From the first line of the records through the line containing "- view-list-icon[interactable]: [160, 122, 188, 148]", swap "file-modified-date" for "modified-date" and reproduce those lines with nothing else altered.
▶
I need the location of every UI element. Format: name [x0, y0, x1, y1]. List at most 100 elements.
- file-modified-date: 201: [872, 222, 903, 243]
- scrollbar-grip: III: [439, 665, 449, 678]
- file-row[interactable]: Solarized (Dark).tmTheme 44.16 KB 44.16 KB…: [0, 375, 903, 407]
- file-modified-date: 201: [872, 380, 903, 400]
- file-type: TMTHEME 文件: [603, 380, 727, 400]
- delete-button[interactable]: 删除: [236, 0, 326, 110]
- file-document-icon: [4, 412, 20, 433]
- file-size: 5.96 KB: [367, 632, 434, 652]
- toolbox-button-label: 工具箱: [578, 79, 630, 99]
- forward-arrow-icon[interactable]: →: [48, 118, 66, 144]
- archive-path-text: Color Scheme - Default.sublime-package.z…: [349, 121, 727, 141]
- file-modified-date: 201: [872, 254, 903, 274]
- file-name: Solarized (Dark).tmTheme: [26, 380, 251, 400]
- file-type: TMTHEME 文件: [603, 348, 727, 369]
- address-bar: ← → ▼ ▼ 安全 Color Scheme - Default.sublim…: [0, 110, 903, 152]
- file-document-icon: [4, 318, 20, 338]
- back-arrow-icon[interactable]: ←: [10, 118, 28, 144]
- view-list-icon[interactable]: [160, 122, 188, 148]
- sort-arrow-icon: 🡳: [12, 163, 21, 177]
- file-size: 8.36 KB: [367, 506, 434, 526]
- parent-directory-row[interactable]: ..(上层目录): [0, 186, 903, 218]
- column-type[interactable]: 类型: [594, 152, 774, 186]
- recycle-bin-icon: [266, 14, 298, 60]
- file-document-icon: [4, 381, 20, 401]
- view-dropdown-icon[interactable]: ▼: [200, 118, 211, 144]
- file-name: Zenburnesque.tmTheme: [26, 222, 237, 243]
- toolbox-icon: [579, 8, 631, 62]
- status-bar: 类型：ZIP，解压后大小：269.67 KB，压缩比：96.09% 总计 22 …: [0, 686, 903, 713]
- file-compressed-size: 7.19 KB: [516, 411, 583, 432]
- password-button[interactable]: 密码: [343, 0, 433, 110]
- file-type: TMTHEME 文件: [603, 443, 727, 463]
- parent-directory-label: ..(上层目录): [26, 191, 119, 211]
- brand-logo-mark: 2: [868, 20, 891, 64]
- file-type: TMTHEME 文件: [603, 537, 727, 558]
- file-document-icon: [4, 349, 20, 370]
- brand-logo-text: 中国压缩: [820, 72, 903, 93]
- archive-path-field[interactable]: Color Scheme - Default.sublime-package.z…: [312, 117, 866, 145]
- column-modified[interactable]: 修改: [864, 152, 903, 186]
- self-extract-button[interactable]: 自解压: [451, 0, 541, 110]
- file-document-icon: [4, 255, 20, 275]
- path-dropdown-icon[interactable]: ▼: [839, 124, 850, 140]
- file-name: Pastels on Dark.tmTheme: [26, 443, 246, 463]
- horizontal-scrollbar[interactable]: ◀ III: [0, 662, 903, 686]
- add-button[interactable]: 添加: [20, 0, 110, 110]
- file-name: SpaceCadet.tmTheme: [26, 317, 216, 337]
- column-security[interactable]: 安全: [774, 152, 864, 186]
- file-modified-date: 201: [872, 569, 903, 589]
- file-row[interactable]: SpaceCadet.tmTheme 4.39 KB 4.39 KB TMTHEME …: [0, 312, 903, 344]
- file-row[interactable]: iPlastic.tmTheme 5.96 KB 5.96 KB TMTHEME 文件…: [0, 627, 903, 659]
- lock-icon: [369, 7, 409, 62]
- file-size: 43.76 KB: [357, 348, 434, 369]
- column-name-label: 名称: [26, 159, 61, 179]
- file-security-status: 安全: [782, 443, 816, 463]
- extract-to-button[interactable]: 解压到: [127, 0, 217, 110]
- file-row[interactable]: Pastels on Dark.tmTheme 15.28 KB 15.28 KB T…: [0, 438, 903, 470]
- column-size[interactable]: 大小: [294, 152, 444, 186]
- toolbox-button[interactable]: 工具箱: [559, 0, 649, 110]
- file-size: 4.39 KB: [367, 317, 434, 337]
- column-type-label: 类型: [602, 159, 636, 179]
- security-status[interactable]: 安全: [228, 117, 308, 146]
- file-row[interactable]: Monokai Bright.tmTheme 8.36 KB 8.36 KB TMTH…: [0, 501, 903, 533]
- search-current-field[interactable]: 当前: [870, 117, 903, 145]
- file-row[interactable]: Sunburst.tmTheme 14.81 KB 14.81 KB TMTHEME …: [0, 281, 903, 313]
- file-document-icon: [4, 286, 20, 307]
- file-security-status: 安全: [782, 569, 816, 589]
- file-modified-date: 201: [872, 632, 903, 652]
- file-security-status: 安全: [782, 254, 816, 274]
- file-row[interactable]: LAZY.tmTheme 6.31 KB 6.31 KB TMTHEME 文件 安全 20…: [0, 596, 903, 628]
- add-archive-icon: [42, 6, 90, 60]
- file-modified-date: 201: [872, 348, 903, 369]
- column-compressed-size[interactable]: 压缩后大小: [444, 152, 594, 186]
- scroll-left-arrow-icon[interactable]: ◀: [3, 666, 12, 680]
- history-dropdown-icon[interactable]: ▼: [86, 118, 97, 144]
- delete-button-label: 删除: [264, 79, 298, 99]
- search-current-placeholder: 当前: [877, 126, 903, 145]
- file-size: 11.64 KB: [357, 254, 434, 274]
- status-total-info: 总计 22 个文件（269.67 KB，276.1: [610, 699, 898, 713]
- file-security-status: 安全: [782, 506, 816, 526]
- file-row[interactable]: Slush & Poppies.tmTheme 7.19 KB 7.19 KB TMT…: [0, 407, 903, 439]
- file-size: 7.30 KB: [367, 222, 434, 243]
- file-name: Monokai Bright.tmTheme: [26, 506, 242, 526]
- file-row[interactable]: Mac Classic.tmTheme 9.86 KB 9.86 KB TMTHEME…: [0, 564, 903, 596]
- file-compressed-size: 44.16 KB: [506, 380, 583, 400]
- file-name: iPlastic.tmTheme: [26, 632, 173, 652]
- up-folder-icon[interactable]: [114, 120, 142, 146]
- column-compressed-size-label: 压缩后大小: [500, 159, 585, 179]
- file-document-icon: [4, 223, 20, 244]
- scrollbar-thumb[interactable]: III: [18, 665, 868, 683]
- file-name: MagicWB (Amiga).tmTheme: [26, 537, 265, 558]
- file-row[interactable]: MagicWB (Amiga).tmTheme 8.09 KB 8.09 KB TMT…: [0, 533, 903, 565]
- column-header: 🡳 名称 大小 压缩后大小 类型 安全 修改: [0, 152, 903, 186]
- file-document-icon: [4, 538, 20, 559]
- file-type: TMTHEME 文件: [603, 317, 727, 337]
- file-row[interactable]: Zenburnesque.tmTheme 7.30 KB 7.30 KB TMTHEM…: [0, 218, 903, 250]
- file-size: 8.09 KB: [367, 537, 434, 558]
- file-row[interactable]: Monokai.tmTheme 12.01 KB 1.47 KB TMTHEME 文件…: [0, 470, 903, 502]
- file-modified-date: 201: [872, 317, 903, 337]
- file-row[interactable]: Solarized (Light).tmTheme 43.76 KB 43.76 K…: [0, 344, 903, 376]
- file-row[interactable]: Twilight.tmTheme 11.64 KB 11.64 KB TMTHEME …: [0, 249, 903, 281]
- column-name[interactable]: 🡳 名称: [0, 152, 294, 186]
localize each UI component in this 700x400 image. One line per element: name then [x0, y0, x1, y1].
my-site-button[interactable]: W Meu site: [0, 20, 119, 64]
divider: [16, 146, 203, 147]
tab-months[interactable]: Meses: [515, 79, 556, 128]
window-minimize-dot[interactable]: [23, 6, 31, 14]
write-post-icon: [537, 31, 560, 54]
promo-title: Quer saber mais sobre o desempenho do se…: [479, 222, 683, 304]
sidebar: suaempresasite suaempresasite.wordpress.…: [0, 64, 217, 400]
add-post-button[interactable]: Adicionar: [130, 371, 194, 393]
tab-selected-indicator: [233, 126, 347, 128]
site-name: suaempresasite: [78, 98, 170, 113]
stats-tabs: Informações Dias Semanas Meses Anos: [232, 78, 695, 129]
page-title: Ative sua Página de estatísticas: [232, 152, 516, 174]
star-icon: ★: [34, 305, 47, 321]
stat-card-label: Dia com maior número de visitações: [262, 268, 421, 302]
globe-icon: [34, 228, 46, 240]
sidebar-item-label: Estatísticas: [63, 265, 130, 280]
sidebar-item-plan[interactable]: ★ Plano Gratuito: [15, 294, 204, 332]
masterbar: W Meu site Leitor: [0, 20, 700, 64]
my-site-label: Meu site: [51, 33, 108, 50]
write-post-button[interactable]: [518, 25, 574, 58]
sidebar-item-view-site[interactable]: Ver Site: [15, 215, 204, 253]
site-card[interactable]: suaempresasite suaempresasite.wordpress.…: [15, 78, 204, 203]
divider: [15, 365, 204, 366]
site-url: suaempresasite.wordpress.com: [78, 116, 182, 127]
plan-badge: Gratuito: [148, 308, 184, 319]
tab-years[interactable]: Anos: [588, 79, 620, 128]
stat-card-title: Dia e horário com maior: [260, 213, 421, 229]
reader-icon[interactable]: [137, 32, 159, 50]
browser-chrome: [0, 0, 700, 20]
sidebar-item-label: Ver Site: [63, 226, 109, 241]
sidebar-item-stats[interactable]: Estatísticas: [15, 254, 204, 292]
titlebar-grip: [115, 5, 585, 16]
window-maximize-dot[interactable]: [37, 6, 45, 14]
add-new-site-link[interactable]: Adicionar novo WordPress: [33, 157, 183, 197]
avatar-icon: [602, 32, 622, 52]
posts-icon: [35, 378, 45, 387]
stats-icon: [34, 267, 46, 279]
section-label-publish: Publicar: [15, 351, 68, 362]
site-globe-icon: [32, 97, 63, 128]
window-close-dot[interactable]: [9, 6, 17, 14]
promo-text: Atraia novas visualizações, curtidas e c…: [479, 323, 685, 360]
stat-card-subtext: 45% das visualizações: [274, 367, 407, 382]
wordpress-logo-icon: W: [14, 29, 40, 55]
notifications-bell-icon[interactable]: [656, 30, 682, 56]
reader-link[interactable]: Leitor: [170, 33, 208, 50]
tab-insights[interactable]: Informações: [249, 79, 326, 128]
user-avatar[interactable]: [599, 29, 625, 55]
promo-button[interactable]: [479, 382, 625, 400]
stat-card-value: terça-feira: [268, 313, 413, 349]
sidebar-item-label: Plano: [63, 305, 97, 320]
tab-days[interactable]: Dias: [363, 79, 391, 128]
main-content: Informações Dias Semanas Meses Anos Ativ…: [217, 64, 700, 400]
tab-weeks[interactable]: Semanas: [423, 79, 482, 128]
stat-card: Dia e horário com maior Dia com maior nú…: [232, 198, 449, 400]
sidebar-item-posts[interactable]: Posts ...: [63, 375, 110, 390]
◀
**RESULT:**
I need the location of every UI element. Format: name [x0, y0, x1, y1]. List at most 100 elements.
- modified-date: 201: [872, 222, 903, 243]
- scrollbar-grip: III: [439, 665, 449, 678]
- file-row[interactable]: Solarized (Dark).tmTheme 44.16 KB 44.16 KB…: [0, 375, 903, 407]
- modified-date: 201: [872, 380, 903, 400]
- file-type: TMTHEME 文件: [603, 380, 727, 400]
- delete-button[interactable]: 删除: [236, 0, 326, 110]
- file-document-icon: [4, 412, 20, 433]
- file-size: 5.96 KB: [367, 632, 434, 652]
- toolbox-button-label: 工具箱: [578, 79, 630, 99]
- forward-arrow-icon[interactable]: →: [48, 118, 66, 144]
- archive-path-text: Color Scheme - Default.sublime-package.z…: [349, 121, 727, 141]
- modified-date: 201: [872, 254, 903, 274]
- file-name: Solarized (Dark).tmTheme: [26, 380, 251, 400]
- file-type: TMTHEME 文件: [603, 348, 727, 369]
- address-bar: ← → ▼ ▼ 安全 Color Scheme - Default.sublim…: [0, 110, 903, 152]
- file-document-icon: [4, 318, 20, 338]
- back-arrow-icon[interactable]: ←: [10, 118, 28, 144]
- view-list-icon[interactable]: [160, 122, 188, 148]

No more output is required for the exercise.